What the task asks:
Identify the lines that contain the word "coordinate", then copy them.
--- start of Data for processing ---
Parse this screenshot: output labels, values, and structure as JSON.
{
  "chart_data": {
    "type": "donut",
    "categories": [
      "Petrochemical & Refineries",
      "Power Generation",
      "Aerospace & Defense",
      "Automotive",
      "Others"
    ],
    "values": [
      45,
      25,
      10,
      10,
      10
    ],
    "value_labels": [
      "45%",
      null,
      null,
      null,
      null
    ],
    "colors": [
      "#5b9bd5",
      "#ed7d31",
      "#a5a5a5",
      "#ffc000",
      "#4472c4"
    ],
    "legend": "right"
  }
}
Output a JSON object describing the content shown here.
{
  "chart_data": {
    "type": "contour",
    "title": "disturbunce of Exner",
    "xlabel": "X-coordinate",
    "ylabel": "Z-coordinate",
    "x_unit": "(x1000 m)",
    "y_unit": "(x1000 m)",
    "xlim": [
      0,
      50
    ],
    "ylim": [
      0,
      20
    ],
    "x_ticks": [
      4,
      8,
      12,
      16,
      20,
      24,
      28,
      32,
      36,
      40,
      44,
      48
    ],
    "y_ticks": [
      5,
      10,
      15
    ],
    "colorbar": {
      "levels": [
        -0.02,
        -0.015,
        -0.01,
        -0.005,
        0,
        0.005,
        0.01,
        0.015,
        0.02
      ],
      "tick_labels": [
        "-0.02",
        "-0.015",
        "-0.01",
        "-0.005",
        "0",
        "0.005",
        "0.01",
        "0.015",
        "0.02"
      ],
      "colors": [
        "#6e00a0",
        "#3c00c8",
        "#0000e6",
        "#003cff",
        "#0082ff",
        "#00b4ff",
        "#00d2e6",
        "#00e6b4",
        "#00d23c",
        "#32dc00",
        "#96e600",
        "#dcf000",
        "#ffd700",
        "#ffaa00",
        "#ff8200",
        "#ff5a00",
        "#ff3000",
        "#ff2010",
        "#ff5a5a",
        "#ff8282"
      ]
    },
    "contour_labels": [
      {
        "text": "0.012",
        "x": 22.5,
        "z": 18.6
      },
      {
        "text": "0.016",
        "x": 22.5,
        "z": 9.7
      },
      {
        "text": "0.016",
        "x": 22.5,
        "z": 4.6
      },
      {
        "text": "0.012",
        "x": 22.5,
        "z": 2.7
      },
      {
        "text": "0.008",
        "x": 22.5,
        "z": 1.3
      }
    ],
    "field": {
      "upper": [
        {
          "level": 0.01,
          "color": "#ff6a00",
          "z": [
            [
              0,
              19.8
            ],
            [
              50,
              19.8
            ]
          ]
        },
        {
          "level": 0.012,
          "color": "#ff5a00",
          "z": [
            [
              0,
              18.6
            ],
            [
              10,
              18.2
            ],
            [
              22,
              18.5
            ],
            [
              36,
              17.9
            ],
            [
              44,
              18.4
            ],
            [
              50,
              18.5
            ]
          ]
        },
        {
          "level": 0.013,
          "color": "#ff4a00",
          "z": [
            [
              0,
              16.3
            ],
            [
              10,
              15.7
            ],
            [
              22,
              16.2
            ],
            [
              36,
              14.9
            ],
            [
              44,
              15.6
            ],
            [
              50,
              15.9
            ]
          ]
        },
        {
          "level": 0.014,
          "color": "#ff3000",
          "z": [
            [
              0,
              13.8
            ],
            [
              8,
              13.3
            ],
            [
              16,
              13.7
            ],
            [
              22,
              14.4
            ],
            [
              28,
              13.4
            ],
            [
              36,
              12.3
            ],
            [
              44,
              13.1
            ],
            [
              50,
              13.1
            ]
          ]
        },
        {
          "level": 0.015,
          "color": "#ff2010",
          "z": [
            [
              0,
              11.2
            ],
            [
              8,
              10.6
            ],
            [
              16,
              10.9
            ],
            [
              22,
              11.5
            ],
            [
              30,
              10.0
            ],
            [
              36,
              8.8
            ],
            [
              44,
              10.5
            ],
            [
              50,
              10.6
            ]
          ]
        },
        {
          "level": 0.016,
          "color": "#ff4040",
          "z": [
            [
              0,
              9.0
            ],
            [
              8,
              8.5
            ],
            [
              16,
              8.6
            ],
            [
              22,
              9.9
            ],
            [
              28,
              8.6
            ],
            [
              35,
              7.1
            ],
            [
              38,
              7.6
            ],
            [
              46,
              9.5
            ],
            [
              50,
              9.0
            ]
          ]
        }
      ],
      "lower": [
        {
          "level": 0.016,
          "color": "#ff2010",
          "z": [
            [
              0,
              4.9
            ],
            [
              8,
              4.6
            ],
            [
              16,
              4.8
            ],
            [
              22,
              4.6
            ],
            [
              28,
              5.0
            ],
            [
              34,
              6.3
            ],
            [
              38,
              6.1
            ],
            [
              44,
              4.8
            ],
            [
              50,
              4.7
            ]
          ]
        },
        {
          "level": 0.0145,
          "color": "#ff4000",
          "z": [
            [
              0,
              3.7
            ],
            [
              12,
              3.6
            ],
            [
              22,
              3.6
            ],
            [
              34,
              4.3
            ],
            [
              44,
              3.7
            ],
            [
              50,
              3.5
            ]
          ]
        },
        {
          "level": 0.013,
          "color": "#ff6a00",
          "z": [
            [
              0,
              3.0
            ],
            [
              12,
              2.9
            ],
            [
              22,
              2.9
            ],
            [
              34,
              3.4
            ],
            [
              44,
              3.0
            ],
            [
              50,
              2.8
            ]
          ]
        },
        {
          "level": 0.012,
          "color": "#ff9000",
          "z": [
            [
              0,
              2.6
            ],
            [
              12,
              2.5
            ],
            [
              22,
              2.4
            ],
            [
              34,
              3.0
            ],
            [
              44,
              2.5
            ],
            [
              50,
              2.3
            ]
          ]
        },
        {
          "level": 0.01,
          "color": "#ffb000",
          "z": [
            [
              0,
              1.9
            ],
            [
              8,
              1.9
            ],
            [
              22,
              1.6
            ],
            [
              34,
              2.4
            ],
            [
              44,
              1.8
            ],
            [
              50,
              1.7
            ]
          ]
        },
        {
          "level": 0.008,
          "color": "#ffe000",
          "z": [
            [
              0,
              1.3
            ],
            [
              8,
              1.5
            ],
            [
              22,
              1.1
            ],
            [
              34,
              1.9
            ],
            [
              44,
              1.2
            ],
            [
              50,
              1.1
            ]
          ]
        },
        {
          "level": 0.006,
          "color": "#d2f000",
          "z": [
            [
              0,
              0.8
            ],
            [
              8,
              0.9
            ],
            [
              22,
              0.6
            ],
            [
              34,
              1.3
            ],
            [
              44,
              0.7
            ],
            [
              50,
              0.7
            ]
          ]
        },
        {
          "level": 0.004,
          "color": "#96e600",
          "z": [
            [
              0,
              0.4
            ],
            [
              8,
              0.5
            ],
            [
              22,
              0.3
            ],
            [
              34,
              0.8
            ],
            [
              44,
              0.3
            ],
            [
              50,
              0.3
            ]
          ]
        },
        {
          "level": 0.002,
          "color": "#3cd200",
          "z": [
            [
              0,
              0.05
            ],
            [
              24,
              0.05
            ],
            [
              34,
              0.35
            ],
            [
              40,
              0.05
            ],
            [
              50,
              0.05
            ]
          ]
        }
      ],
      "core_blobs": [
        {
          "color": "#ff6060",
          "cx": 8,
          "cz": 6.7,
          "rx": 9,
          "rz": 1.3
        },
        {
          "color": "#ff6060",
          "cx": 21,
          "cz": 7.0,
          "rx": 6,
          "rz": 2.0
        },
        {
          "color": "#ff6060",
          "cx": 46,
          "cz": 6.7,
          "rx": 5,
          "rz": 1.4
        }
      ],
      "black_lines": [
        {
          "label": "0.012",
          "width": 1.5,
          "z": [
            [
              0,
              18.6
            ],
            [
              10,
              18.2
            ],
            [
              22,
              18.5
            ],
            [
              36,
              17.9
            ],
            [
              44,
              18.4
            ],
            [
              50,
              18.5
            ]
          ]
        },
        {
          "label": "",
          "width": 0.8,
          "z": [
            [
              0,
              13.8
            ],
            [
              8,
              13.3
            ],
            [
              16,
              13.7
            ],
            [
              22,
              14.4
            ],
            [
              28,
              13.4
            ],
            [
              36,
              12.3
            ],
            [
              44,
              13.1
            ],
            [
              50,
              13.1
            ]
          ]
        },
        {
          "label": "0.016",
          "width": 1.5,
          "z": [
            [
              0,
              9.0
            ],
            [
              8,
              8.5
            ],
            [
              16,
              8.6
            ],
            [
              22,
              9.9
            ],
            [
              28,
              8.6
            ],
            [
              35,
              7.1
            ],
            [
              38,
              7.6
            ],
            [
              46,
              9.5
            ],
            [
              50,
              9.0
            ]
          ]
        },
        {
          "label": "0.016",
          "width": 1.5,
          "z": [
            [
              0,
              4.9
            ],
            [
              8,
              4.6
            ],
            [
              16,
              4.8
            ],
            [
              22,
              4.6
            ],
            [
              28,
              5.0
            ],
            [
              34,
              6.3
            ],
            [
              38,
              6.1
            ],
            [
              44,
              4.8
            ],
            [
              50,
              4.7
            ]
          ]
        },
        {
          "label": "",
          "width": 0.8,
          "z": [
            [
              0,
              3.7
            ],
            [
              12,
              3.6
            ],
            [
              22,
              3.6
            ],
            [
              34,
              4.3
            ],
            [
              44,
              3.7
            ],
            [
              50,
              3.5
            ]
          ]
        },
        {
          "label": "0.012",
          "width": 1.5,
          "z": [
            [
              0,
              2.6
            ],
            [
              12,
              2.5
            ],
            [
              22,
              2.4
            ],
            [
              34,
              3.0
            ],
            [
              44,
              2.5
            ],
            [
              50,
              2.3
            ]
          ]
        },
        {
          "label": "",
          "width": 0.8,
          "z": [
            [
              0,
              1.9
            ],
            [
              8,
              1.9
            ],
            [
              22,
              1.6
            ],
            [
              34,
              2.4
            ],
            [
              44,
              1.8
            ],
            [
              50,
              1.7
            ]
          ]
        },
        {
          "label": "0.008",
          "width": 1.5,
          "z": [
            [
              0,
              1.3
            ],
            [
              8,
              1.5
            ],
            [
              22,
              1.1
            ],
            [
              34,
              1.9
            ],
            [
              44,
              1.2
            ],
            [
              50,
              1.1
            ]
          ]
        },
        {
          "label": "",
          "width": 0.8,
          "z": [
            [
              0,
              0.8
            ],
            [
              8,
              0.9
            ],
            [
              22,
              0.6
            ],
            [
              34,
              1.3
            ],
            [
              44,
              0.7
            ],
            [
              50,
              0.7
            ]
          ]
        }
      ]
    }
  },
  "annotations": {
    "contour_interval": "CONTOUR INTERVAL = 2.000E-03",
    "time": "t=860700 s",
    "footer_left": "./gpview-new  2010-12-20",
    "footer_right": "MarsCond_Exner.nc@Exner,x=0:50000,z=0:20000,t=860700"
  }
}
--- end of Data for processing ---
Task output:
    "xlabel": "X-coordinate",
    "ylabel": "Z-coordinate",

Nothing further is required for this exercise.